- **DESCRIPTION OF THE TASK**
Out of all the lines below, count those with the word "Sonntag". Give the number only.

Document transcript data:
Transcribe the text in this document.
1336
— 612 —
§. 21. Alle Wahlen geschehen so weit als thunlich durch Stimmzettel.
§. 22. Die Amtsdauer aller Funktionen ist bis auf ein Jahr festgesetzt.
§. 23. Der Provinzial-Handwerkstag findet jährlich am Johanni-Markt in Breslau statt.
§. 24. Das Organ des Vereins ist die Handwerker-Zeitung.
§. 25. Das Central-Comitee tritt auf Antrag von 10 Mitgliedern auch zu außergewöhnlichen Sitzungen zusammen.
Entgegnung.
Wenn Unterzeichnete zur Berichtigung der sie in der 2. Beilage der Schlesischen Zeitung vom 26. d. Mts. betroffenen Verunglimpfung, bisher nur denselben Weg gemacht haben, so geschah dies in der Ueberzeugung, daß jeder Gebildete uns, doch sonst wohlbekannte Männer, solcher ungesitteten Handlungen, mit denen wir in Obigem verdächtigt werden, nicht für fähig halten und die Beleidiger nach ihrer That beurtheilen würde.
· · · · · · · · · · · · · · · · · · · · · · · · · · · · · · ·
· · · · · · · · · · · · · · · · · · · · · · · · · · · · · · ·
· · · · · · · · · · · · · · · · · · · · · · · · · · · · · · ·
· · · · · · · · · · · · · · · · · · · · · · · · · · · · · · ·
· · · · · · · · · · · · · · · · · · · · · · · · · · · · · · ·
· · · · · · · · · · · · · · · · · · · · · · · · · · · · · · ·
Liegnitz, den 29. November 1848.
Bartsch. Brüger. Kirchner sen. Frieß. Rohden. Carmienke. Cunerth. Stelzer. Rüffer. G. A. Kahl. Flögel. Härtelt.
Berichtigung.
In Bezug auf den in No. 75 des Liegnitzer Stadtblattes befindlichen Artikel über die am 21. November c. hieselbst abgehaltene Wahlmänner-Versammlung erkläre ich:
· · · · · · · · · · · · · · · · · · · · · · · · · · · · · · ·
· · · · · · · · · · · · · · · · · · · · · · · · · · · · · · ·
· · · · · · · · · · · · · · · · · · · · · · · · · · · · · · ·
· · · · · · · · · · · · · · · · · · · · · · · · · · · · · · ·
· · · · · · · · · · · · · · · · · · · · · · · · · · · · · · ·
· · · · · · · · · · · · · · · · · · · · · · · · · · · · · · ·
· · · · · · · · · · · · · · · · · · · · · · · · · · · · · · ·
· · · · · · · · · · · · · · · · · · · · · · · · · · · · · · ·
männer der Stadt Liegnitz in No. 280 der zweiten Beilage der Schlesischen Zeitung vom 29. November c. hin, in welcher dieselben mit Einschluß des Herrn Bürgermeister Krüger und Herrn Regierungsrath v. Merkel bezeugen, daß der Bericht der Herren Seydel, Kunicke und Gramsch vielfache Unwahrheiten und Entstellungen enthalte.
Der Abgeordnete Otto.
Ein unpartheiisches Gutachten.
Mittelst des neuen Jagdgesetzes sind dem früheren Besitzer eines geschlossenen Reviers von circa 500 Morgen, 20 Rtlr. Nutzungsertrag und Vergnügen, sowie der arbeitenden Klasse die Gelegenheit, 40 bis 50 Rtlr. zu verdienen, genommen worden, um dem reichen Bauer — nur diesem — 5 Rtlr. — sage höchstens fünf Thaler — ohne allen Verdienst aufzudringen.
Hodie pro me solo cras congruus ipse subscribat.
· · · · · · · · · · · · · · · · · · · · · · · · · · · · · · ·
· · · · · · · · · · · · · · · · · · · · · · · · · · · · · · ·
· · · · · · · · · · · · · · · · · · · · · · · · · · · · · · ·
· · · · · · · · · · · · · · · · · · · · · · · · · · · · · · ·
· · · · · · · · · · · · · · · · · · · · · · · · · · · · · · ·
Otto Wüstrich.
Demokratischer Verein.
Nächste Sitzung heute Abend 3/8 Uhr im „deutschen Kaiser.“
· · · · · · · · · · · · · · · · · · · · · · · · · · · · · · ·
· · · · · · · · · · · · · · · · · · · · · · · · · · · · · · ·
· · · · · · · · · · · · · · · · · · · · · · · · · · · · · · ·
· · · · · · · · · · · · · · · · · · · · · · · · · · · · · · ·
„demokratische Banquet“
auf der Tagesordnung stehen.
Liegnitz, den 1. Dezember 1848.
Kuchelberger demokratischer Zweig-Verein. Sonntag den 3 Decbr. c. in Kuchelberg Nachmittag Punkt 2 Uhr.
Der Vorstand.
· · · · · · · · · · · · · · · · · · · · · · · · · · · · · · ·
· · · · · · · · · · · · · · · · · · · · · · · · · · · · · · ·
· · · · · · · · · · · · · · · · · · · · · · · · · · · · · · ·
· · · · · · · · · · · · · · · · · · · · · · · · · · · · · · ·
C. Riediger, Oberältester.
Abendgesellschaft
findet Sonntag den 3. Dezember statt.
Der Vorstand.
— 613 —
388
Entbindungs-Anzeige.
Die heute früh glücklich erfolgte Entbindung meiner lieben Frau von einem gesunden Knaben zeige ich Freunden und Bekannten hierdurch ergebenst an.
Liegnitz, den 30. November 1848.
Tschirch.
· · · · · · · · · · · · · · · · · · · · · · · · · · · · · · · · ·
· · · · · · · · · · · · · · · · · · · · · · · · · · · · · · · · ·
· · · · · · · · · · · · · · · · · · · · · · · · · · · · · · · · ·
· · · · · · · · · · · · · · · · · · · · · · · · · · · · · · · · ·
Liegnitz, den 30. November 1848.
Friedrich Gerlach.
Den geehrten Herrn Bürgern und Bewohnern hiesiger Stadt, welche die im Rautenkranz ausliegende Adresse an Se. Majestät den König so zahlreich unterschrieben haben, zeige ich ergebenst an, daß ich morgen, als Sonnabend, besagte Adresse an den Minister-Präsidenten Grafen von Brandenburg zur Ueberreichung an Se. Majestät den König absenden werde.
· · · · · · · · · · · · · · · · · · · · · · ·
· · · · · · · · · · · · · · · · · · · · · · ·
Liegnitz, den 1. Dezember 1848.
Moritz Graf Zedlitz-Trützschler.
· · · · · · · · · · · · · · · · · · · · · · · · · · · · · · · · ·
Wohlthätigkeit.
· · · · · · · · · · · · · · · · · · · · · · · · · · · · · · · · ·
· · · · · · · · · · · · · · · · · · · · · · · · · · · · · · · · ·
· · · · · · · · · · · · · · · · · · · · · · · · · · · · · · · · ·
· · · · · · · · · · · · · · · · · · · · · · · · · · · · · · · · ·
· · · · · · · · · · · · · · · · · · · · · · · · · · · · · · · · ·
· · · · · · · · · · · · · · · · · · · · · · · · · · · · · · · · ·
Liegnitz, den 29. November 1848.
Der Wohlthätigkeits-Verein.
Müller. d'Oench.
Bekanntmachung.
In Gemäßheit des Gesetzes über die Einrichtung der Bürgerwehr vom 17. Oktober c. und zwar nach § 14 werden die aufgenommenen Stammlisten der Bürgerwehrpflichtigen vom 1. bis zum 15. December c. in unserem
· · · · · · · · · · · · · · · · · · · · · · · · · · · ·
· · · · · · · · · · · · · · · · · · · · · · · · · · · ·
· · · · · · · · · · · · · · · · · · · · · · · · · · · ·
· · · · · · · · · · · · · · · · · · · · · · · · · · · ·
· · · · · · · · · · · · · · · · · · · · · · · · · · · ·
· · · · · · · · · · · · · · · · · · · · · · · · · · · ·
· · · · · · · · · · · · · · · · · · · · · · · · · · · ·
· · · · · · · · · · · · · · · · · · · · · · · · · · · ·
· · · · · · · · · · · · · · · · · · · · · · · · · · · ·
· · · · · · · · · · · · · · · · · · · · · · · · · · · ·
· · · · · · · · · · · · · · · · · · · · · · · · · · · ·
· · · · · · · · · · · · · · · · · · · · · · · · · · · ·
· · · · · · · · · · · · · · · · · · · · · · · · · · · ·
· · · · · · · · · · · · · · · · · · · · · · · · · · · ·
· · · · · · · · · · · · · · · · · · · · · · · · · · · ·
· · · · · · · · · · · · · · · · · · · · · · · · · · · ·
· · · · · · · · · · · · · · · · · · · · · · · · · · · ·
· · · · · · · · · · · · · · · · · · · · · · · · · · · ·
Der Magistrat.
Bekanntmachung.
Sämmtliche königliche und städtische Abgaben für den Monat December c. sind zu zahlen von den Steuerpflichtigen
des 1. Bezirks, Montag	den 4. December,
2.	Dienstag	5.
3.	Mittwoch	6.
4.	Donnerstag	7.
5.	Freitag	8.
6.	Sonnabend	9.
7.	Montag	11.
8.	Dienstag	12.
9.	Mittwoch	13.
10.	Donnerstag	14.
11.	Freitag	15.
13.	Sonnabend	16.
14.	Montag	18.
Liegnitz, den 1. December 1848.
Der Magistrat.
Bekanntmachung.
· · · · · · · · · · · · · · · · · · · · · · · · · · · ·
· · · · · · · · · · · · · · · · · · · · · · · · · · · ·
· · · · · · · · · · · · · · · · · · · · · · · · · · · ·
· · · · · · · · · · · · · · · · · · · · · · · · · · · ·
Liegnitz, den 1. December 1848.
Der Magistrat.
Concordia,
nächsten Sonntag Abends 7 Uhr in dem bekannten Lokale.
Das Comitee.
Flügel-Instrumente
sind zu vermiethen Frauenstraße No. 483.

- **WORKED SOLUTION**
3